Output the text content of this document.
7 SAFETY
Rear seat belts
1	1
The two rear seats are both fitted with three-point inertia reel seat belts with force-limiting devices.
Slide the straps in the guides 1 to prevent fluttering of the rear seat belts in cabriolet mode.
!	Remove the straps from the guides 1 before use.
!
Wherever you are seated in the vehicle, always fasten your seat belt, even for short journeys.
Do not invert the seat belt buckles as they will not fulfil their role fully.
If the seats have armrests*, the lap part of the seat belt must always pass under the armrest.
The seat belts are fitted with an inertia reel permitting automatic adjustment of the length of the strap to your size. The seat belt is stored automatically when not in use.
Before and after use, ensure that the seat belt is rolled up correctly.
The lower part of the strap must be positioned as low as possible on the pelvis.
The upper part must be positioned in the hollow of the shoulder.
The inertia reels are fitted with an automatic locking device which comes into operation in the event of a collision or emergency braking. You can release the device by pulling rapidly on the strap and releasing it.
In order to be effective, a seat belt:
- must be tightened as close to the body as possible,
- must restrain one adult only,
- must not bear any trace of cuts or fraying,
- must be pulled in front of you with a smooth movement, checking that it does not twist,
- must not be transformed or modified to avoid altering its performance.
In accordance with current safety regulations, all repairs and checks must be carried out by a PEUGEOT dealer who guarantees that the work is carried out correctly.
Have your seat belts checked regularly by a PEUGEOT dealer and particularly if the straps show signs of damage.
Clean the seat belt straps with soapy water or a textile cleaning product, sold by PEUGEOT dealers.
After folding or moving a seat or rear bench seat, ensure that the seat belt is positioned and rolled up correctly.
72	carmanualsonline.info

★ ★ ★

#### [PROBLEM]
Select and copy each line from the data that includes the word "rolled".

#### [PROBLEM SOLUTION]
Before and after use, ensure that the seat belt is rolled up correctly.
After folding or moving a seat or rear bench seat, ensure that the seat belt is positioned and rolled up correctly.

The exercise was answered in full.